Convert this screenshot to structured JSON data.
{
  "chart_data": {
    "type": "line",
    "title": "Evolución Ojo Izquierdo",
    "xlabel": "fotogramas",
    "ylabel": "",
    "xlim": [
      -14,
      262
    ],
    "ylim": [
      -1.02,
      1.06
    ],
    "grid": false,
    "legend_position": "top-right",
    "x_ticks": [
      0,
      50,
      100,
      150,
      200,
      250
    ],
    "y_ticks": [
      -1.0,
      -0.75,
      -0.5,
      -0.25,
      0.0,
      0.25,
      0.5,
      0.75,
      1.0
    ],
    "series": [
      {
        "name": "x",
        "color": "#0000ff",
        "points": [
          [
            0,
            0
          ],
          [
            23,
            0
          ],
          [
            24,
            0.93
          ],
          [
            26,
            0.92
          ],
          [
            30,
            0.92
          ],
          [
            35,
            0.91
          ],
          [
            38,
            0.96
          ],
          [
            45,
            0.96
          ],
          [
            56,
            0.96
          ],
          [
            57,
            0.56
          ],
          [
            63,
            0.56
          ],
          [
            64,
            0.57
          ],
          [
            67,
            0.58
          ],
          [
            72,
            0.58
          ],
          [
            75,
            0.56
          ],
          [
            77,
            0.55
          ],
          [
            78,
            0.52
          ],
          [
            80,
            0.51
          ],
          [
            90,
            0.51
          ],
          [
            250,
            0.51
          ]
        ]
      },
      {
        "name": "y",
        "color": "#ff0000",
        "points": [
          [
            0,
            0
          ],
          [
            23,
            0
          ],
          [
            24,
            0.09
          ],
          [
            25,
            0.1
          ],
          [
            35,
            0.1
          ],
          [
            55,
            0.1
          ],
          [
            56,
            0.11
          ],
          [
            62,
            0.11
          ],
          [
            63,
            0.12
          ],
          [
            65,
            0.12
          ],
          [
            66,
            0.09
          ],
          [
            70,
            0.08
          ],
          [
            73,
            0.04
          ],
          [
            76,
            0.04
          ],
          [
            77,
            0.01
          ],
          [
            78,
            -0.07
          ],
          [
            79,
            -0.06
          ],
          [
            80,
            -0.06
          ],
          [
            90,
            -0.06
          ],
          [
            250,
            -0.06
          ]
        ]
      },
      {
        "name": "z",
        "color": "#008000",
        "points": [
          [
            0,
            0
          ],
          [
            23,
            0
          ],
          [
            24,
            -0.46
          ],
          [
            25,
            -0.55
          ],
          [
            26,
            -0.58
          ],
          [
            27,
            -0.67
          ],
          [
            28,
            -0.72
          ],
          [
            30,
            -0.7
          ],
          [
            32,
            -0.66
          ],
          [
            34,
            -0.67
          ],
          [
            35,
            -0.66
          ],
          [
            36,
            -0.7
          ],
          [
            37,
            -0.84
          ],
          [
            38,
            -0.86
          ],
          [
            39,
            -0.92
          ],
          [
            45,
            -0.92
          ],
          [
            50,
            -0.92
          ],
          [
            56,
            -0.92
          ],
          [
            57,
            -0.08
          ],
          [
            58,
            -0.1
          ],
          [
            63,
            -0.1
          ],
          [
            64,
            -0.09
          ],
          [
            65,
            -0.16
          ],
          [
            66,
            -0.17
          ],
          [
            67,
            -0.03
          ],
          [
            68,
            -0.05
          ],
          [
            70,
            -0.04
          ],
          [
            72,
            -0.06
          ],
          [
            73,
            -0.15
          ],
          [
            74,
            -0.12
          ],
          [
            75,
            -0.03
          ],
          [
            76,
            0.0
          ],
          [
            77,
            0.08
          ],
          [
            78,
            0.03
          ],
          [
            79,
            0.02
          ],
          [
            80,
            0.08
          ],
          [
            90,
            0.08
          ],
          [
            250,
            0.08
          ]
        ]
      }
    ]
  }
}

----

* [AIM OF THE EXERCISE]: Pick out every line holding the string "color" and return it.

* [ANSWER]:
        "color": "#0000ff",
        "color": "#ff0000",
        "color": "#008000",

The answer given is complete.